===== Input data

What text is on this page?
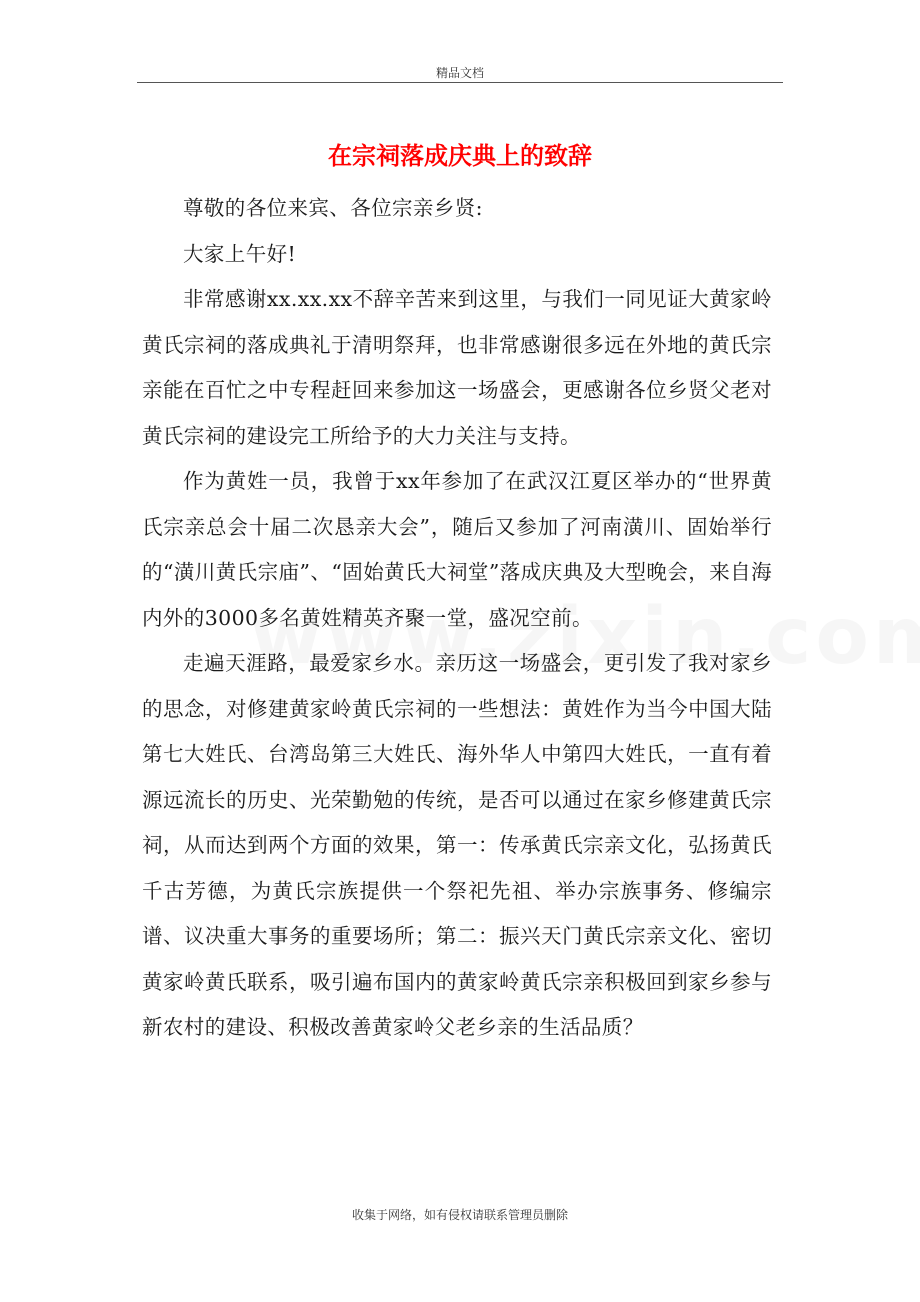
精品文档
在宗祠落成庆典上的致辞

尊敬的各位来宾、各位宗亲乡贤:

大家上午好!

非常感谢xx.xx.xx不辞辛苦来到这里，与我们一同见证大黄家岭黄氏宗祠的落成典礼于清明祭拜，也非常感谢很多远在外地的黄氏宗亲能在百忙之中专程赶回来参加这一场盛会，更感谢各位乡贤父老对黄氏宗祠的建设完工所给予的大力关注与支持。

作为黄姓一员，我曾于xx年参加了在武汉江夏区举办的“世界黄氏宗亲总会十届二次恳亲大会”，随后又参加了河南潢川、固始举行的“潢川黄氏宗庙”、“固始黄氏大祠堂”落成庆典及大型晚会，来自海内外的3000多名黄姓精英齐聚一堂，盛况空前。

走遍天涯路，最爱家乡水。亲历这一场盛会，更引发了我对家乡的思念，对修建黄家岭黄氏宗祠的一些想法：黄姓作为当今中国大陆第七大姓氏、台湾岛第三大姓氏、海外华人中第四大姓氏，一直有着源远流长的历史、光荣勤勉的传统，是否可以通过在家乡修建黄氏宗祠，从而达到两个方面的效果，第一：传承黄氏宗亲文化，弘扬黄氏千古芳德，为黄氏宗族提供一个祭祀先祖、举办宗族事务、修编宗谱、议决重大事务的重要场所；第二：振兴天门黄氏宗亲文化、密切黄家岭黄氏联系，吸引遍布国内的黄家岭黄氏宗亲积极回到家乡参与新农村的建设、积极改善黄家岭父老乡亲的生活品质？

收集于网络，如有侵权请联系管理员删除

==========
===== Input data

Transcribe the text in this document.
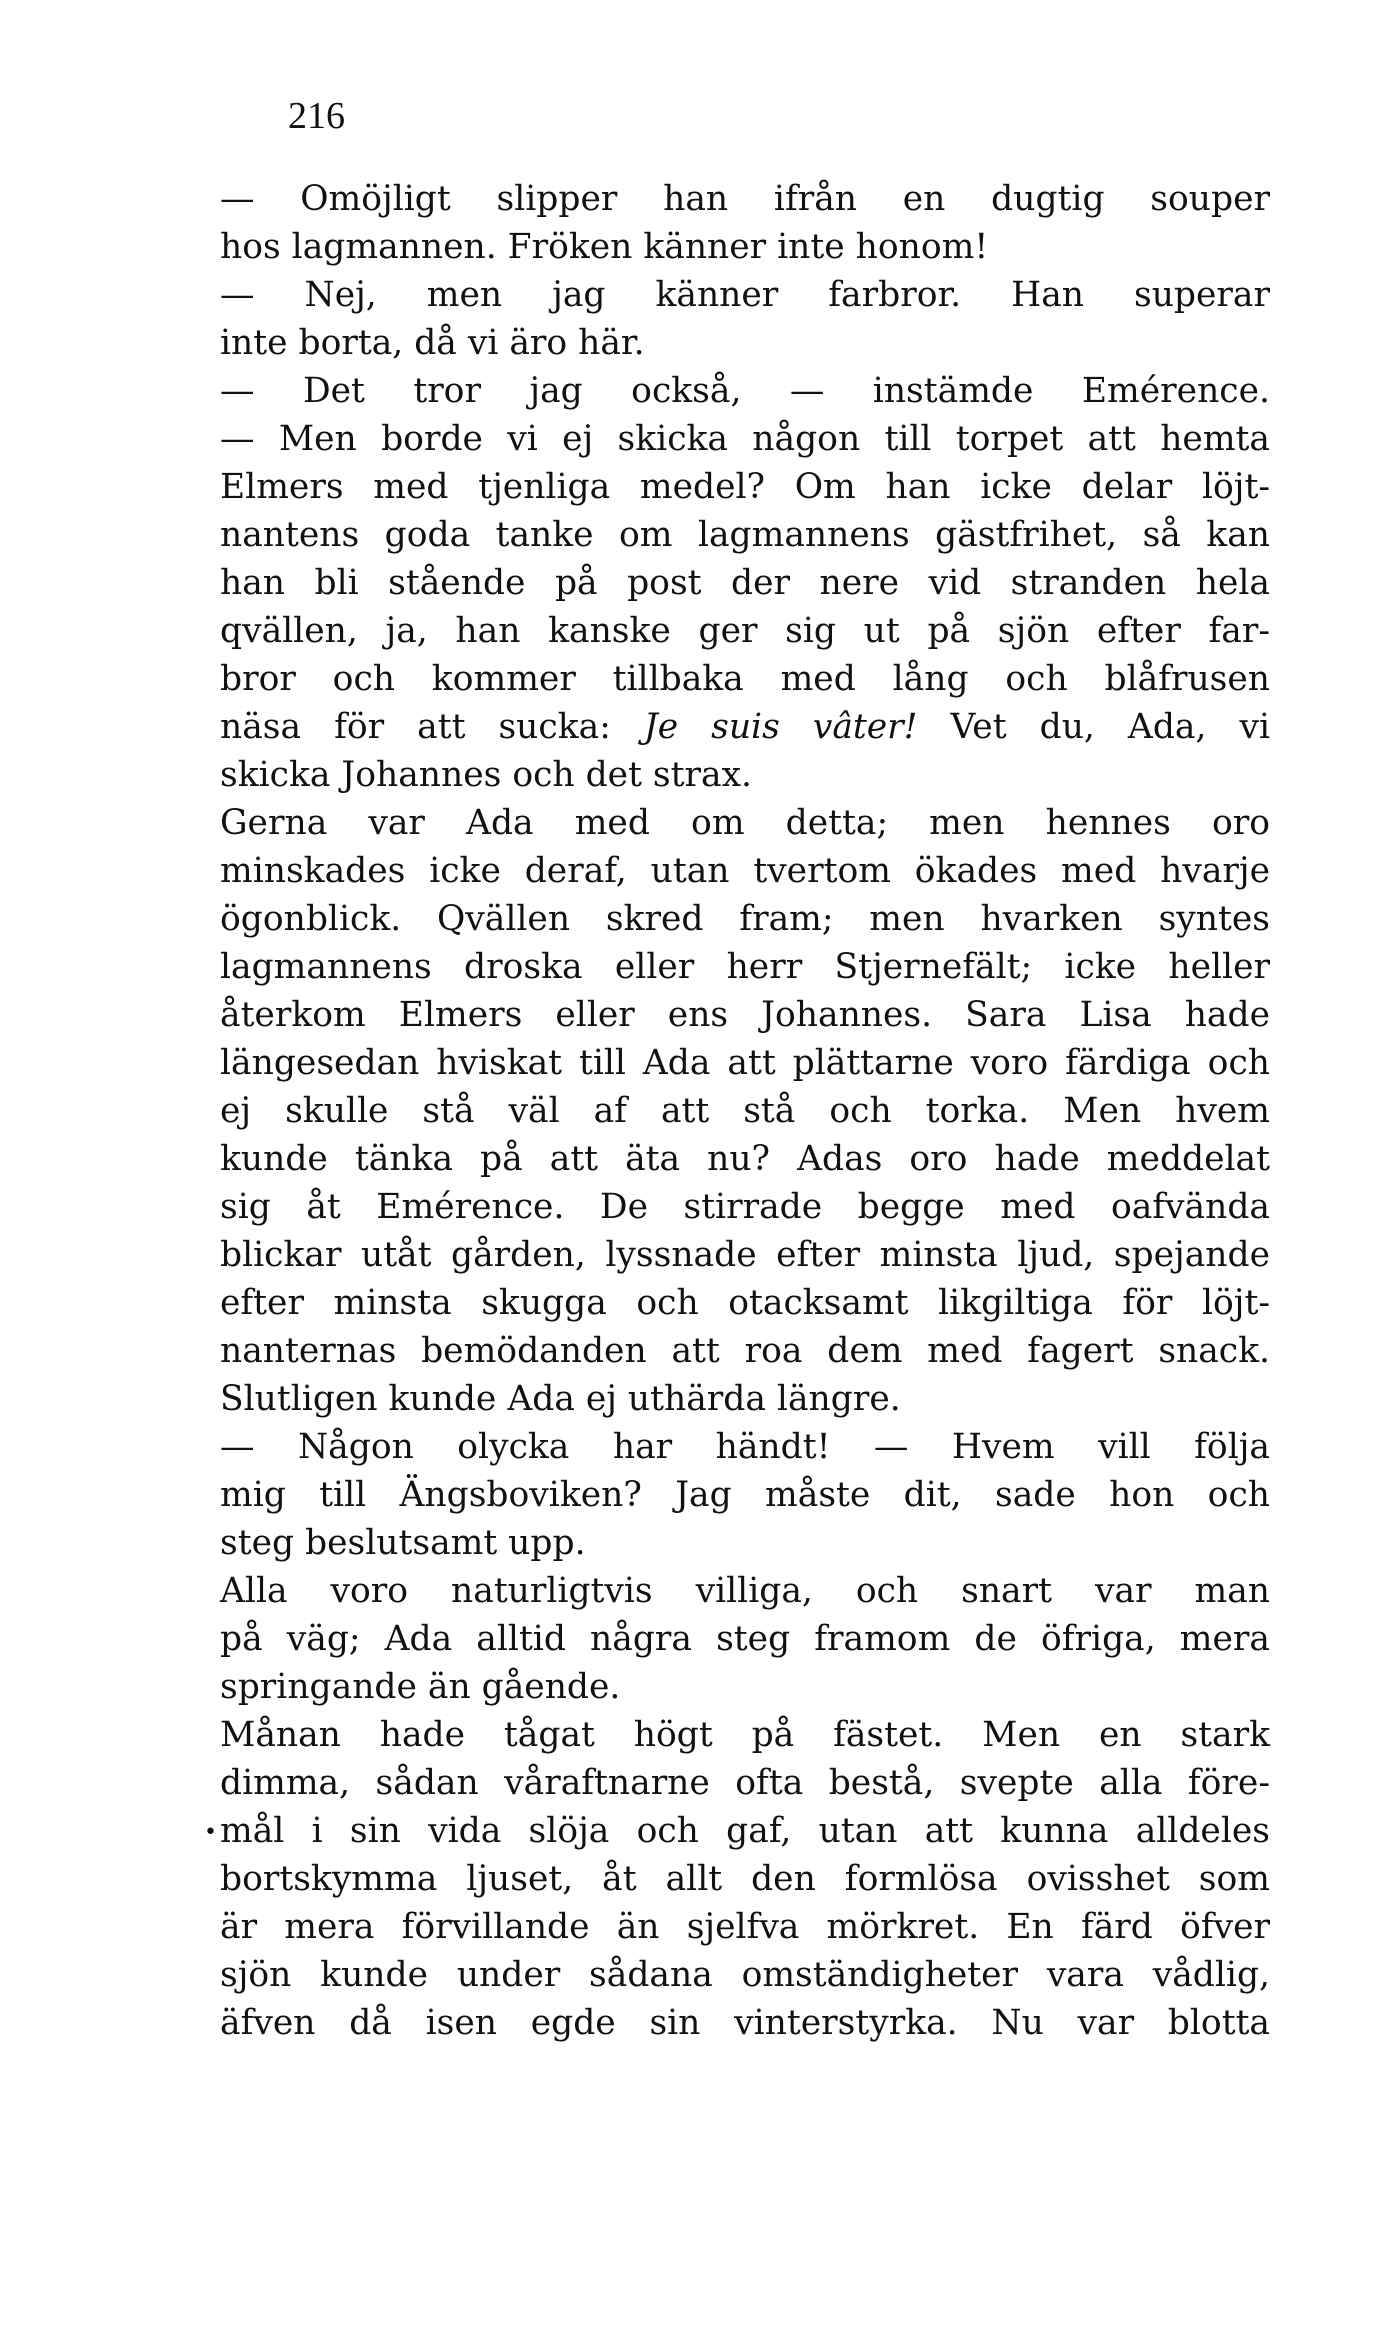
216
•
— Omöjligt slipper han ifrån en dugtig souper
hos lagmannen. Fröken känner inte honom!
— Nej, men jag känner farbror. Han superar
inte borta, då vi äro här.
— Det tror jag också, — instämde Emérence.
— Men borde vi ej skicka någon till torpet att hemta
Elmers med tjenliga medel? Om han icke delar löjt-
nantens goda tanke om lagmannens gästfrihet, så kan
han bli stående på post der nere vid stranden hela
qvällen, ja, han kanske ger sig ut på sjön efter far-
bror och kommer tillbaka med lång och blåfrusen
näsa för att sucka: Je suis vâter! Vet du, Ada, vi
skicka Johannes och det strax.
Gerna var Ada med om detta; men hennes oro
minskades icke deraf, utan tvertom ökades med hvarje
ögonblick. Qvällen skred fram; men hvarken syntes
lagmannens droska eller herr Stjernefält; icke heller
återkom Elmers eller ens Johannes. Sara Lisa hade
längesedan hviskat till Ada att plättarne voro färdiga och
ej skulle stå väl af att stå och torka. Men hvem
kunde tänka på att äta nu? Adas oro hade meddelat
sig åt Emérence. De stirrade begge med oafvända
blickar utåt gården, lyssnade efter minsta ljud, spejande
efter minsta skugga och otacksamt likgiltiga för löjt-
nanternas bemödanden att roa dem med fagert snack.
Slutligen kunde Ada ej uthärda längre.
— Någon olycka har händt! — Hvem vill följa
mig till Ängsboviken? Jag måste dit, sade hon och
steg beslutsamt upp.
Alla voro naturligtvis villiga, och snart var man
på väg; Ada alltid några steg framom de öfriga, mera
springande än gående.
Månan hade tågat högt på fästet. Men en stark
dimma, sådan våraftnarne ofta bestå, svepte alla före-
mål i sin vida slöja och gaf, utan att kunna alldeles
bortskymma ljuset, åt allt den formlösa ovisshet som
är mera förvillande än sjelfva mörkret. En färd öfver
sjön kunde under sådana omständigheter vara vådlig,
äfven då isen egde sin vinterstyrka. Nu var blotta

==========

What you should do:
Copy every line in the records above that contains the word "sjön".

Problem solution:
qvällen, ja, han kanske ger sig ut på sjön efter far-
sjön kunde under sådana omständigheter vara vådlig,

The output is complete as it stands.